When South London Healthcare NHS Trust admitted to losing two memory sticks containing sensitive patient data, it highlighted once again the trouble the health service, in particular, seems to have in securely managing the data it is supposed to look after. Furthermore, despite the seriousness of the incident, no fine was levied by the Information Commissioner's Office (ICO).
The data was lost in two incidents. The first, when a "data controller employee" downloaded information relating to about 600 maternity patients and saved it to a memory stick. The second occurred when a device containing the names and dates of birth of 30 children, including full audiology reports on a further three, was also lost. In neither case was the data encrypted.
Both devices were later found, but the cases came amid a string of similar incidents at the Trust, involving not just computerised data, but also sensitive paper-based records. The Trust declined to comment on any of the cases.
Given the seriousness of the losses, why wasn't the Trust heavily punished and why are there so many cases involving lackadaisical data management and data losses in the NHS?

-=-=-

→ Task instructions:
Answer these questions from the text on the lost memory sticks.
(a) Which body levied no fine over the incident?
(b) About how many maternity patients did the first memory stick hold information on?
(c) How did the Trust respond when asked about the cases?

-=-=-

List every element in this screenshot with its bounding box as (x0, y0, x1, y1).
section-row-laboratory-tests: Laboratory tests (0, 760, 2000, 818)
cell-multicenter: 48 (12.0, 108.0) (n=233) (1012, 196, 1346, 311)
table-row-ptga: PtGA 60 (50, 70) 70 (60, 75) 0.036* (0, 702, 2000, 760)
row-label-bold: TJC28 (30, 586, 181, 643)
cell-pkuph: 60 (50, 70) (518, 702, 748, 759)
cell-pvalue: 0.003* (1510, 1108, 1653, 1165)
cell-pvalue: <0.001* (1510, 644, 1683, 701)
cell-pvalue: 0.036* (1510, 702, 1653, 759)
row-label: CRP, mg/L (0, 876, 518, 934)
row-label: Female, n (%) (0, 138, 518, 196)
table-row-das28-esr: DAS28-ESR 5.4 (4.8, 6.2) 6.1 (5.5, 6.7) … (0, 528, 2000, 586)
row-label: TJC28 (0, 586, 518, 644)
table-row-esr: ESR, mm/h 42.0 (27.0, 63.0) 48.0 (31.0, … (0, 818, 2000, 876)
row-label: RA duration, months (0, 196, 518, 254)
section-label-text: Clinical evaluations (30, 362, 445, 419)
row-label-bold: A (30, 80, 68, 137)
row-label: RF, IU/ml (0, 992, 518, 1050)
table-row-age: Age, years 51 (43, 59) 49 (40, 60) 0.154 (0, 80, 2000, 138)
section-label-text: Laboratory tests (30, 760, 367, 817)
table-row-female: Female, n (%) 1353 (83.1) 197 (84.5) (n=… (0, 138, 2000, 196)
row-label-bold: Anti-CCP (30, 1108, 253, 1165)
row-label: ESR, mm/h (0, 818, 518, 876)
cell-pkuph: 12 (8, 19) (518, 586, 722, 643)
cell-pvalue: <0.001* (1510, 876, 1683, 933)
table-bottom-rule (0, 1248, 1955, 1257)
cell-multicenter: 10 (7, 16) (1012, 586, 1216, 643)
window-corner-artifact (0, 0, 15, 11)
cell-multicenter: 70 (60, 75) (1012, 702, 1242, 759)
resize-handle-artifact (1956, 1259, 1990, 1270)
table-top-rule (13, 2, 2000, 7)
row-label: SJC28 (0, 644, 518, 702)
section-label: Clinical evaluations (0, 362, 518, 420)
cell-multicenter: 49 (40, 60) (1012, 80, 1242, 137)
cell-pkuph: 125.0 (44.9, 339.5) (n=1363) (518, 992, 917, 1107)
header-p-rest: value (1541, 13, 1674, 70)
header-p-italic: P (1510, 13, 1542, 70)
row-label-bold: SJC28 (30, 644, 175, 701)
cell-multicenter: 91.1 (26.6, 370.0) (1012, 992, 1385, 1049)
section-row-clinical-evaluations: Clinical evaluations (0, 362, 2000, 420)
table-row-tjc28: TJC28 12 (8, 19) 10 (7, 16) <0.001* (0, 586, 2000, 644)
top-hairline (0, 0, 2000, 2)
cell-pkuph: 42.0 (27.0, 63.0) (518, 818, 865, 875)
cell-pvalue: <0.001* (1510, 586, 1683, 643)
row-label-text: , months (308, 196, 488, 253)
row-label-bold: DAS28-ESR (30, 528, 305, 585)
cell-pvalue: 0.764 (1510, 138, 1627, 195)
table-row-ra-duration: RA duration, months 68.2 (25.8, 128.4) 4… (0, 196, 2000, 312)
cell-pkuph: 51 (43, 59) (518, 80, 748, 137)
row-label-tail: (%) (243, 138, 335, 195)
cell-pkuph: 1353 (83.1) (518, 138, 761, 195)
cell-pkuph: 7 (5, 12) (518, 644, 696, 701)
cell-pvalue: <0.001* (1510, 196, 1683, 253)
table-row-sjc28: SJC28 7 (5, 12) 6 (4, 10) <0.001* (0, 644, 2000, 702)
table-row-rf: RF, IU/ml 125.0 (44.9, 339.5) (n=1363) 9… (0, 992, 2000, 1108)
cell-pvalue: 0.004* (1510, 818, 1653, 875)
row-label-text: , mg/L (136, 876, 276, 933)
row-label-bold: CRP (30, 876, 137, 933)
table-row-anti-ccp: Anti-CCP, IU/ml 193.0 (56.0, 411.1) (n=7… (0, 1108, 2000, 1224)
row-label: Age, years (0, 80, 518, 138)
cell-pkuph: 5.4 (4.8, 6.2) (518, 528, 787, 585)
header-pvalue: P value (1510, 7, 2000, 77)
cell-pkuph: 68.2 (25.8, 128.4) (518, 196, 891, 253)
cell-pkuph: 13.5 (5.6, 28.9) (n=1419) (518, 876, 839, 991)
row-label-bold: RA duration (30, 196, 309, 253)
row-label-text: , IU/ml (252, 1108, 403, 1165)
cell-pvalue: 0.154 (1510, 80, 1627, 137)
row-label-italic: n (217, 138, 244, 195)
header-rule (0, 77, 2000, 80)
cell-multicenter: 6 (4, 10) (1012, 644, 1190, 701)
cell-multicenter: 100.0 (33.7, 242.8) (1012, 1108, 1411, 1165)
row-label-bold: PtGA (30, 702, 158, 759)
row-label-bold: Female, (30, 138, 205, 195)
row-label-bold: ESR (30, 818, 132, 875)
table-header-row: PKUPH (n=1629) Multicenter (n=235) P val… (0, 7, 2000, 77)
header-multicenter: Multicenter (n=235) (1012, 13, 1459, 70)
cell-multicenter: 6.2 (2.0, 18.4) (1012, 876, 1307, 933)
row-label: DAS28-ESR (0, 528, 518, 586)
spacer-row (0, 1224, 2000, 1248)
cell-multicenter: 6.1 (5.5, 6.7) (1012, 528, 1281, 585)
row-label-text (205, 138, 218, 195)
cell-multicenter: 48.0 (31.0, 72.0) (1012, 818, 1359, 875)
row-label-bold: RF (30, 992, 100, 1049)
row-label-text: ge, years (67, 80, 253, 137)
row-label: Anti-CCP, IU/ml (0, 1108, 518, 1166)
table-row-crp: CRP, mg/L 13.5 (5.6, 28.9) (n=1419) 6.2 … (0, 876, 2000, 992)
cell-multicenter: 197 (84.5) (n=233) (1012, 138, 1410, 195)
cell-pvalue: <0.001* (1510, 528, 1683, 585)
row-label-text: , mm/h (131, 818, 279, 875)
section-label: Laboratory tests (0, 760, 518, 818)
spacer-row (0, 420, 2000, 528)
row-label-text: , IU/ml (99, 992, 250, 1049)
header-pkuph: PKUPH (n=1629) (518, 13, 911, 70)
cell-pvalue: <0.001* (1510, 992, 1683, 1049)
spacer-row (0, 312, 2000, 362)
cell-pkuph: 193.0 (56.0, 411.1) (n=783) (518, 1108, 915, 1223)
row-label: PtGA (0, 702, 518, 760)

-=-=-

→ Your response:
(a) The Information Commissioner's Office (ICO).
(b) About 600.
(c) It declined to comment on any of them.